Every line that contains the word "correctors" should be copied out.
• • • •
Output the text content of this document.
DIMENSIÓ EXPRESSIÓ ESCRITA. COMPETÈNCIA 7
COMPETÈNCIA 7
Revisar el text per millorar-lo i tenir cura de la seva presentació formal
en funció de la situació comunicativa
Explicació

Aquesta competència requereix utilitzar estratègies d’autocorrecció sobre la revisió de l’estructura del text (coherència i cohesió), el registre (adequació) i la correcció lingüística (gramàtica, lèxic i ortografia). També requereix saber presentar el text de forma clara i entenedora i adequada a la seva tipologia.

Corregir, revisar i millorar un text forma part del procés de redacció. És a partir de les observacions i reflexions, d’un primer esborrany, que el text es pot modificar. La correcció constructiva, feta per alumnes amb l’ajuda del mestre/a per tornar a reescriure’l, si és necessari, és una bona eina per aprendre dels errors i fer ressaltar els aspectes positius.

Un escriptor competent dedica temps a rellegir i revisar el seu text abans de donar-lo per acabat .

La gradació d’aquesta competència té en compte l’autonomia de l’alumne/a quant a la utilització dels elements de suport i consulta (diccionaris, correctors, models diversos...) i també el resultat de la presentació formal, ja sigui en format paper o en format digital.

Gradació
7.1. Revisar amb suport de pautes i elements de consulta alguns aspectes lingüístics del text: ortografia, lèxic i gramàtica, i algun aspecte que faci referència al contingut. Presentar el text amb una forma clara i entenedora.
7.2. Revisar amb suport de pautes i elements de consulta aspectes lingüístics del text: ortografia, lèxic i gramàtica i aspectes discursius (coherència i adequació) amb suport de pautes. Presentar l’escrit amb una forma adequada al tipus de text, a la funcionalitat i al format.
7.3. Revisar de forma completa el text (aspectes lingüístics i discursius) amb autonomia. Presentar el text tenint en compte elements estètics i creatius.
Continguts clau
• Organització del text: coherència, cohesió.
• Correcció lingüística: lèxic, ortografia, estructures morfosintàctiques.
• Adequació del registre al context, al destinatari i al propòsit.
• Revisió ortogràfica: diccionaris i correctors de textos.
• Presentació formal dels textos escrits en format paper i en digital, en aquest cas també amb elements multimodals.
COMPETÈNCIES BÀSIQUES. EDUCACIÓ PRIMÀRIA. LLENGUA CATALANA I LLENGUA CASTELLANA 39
• • • •
**SOLUTION TO THE EXERCISE:**
La gradació d’aquesta competència té en compte l’autonomia de l’alumne/a quant a la utilització dels elements de suport i consulta (diccionaris, correctors, models diversos...) i també el resultat de la presentació formal, ja sigui en format paper o en format digital.
• Revisió ortogràfica: diccionaris i correctors de textos.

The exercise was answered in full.